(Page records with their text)
== == ==
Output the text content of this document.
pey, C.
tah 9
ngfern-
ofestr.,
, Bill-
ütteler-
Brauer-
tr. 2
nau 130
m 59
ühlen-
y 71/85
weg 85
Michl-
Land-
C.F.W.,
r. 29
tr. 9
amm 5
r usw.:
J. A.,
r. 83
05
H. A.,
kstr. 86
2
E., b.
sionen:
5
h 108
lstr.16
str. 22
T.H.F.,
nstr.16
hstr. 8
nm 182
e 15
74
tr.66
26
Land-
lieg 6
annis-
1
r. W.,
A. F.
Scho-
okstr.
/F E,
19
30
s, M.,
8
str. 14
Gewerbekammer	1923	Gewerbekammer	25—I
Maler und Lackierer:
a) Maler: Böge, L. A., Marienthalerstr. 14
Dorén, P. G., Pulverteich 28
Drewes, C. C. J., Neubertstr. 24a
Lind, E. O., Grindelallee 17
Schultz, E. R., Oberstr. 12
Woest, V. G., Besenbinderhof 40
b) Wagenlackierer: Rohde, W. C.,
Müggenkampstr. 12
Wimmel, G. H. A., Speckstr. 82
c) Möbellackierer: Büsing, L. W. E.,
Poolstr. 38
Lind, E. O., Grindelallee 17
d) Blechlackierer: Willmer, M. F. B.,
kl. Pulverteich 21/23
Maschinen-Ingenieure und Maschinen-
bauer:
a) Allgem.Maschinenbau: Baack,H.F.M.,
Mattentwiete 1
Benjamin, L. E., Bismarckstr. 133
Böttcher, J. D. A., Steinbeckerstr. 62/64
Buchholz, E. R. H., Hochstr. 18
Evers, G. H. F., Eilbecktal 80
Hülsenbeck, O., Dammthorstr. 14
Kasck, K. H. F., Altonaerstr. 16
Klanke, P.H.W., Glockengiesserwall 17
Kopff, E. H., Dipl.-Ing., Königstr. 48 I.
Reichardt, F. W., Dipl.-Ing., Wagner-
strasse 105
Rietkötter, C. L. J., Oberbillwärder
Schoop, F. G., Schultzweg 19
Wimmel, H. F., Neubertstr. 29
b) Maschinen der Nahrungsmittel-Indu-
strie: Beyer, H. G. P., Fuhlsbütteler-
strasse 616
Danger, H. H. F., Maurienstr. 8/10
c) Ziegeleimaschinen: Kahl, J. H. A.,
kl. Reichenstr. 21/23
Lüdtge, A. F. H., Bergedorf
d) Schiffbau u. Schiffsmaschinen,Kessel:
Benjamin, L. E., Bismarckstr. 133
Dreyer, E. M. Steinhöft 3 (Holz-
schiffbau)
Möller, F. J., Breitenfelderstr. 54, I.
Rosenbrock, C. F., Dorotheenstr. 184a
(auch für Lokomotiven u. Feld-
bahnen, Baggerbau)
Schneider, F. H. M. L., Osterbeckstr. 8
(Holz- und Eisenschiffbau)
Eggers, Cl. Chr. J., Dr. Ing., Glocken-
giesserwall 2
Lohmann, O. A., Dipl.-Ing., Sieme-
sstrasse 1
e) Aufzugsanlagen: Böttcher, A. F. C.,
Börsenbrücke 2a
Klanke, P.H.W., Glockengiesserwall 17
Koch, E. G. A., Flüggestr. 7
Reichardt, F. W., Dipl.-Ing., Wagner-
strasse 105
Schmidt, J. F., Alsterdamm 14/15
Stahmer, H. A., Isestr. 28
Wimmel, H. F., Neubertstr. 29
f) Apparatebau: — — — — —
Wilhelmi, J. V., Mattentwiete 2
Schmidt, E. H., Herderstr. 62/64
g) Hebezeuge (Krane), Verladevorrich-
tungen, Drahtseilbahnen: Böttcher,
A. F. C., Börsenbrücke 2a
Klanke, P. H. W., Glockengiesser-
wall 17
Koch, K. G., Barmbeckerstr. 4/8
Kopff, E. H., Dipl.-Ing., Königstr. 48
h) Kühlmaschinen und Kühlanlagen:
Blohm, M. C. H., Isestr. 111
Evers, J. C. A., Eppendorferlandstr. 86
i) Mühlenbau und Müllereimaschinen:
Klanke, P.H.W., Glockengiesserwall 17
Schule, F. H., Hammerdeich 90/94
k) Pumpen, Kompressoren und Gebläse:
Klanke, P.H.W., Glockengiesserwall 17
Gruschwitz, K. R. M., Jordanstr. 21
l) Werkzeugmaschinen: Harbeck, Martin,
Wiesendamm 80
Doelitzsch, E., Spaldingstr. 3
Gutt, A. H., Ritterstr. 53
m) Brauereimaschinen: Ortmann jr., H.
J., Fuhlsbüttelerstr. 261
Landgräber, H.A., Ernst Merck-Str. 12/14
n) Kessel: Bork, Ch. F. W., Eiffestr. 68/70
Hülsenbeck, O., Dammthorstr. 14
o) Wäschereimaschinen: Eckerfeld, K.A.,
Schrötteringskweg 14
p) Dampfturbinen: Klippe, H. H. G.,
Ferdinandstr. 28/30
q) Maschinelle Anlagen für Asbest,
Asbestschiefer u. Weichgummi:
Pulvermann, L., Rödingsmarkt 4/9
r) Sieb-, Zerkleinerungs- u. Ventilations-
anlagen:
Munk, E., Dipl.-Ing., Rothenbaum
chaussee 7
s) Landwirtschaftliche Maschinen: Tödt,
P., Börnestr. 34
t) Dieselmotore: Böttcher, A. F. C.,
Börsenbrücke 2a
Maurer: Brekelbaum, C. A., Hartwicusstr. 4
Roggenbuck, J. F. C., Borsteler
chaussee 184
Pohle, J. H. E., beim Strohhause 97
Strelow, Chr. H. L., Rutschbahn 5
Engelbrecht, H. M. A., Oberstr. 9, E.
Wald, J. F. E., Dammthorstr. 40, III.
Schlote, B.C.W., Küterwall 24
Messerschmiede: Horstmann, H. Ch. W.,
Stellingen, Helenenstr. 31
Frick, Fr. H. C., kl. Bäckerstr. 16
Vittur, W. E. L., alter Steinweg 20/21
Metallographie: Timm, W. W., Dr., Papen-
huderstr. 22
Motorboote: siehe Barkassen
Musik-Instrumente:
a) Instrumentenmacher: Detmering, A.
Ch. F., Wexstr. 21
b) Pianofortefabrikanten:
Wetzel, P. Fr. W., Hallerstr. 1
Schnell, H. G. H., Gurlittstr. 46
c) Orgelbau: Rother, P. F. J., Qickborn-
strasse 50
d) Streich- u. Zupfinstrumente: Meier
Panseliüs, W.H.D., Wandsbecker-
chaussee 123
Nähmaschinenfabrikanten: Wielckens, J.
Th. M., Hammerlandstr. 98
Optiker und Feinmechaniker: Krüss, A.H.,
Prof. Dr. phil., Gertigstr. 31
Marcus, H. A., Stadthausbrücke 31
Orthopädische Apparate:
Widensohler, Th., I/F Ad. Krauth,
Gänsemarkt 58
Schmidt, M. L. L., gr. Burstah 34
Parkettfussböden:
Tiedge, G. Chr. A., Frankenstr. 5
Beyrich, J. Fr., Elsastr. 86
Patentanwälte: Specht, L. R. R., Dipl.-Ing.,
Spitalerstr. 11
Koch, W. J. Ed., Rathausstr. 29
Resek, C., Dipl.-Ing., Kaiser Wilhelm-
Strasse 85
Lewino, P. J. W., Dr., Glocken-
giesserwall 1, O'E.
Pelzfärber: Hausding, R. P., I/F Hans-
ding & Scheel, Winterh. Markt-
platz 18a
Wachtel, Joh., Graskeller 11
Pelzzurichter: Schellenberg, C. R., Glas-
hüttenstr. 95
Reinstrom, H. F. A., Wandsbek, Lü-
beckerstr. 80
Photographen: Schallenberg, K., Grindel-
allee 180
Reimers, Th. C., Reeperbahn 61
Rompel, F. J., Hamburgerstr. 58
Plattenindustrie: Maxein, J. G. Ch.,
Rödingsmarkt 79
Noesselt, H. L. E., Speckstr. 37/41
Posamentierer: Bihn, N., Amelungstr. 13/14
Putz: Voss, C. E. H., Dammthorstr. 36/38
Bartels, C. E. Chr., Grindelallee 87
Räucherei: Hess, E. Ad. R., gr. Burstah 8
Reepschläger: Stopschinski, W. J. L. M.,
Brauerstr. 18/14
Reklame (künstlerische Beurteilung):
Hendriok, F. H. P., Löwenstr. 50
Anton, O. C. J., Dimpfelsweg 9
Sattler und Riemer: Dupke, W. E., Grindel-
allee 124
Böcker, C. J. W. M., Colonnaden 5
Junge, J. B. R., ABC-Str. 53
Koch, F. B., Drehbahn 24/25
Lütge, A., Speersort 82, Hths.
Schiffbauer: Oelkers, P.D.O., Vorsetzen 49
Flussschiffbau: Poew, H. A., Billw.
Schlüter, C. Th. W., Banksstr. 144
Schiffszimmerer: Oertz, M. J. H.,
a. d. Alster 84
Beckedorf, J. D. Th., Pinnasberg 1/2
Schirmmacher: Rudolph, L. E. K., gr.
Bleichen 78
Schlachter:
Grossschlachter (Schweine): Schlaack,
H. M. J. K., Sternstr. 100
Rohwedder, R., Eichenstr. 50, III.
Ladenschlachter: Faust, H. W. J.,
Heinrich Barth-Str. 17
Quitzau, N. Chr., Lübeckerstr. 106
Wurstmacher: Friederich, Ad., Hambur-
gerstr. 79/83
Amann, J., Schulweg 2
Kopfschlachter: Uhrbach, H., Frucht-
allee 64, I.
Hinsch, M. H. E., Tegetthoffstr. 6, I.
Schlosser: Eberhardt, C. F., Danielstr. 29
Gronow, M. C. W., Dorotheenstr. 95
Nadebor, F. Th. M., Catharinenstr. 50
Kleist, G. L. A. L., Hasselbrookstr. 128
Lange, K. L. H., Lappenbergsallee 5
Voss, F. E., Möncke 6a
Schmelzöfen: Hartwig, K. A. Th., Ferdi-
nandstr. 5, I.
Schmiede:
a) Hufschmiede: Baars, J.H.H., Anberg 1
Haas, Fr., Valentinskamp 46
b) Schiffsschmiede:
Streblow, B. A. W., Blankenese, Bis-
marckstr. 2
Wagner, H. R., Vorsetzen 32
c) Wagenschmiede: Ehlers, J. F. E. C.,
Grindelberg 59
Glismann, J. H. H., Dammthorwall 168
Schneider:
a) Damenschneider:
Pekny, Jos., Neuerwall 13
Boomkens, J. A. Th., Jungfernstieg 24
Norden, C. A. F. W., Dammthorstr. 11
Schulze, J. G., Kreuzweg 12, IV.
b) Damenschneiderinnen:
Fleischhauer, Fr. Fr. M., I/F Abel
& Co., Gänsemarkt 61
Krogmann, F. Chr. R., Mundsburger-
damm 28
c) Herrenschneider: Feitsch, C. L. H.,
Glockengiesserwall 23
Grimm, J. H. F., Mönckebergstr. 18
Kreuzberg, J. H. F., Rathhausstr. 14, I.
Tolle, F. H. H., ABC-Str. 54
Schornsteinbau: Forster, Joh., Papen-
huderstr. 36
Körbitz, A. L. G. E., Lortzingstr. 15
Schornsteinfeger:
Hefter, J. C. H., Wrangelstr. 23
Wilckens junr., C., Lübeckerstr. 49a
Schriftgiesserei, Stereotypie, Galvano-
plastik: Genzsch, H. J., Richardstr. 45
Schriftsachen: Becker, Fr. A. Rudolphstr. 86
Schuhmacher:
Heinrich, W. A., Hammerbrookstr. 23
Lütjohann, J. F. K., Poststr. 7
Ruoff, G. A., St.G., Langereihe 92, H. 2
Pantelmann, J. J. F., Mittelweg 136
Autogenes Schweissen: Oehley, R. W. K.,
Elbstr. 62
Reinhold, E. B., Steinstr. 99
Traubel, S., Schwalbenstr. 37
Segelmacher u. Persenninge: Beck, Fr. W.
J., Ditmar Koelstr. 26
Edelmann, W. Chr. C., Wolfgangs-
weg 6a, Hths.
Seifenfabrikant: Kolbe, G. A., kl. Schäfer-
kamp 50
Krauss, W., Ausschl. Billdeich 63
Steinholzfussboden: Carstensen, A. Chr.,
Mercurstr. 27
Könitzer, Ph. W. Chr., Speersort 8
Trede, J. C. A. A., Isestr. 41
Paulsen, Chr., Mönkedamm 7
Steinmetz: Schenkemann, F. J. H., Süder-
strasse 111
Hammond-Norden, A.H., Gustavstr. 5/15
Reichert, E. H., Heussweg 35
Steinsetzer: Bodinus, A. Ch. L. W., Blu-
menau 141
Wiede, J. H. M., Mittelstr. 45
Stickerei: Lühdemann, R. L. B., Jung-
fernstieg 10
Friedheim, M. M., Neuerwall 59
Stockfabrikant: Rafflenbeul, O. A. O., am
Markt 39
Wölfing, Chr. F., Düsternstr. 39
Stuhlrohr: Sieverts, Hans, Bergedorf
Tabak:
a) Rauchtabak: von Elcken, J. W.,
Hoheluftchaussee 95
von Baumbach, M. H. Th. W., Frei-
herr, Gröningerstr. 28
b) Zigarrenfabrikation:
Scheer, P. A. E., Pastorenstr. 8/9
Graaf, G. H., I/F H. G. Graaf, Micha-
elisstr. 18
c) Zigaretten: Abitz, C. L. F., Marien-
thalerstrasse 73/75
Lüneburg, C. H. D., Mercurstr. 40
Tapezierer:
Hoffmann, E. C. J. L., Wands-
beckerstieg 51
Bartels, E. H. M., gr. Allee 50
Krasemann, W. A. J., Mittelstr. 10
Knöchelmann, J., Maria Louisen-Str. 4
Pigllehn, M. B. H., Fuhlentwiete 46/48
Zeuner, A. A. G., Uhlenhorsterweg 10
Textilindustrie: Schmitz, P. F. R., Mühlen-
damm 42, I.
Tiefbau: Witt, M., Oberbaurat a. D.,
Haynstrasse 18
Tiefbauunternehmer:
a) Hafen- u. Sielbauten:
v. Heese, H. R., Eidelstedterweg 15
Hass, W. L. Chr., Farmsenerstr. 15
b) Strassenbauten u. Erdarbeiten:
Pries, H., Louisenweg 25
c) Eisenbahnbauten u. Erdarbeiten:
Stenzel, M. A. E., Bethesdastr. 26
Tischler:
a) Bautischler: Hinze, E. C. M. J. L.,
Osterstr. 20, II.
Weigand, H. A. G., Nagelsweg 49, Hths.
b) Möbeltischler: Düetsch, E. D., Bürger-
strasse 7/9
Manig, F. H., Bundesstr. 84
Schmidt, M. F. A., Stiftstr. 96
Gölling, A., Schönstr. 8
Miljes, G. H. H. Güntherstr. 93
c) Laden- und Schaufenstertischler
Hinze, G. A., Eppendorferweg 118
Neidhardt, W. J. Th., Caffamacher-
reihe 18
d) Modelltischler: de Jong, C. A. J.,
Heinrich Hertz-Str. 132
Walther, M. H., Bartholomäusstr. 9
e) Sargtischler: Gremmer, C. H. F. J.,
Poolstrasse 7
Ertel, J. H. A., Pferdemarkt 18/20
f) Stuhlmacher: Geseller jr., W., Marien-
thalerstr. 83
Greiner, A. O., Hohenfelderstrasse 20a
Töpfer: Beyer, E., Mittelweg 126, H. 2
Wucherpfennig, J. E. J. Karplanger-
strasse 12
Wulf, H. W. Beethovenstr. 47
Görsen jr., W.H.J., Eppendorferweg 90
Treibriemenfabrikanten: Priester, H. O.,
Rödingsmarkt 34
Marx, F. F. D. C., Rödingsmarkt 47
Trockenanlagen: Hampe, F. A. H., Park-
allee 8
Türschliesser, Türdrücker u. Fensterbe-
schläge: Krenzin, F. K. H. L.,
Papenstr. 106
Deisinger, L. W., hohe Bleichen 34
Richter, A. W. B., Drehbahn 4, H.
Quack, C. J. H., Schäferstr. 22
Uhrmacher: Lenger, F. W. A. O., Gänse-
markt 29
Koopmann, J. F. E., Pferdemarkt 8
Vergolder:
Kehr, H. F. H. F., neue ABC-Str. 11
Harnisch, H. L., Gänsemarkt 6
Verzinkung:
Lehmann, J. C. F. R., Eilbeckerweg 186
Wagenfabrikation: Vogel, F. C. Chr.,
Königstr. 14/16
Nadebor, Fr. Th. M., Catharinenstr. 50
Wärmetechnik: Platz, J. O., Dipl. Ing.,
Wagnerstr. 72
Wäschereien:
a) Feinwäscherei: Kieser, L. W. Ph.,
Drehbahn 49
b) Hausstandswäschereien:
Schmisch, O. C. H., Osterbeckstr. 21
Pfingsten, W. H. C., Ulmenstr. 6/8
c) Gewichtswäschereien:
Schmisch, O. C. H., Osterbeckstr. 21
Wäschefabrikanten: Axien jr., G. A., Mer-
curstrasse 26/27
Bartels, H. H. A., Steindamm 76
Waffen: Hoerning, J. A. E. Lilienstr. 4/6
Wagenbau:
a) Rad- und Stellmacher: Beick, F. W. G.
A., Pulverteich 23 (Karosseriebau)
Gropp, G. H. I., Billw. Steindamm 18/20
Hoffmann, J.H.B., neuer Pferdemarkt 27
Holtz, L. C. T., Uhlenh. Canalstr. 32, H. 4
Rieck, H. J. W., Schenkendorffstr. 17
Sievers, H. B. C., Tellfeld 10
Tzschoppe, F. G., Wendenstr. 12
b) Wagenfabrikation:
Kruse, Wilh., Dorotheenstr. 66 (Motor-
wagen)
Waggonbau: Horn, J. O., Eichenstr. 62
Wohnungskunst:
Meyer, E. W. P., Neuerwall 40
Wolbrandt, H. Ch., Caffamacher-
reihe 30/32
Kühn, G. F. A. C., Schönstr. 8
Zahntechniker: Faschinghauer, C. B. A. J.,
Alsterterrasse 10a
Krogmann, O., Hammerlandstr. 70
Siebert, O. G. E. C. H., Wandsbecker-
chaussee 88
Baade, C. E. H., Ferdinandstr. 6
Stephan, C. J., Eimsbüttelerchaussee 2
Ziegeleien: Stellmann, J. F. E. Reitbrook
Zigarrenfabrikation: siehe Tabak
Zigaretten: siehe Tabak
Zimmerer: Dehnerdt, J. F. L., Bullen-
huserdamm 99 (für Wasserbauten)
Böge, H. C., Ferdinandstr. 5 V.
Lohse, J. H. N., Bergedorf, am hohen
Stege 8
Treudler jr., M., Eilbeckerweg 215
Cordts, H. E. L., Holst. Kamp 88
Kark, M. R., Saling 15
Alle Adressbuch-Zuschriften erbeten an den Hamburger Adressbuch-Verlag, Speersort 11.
== == ==
- [Exercise goal]: In the data above, which lines include "Neuerwall"? Return those lines.

- [Reply]:
Pekny, Jos., Neuerwall 13
Friedheim, M. M., Neuerwall 59
Meyer, E. W. P., Neuerwall 40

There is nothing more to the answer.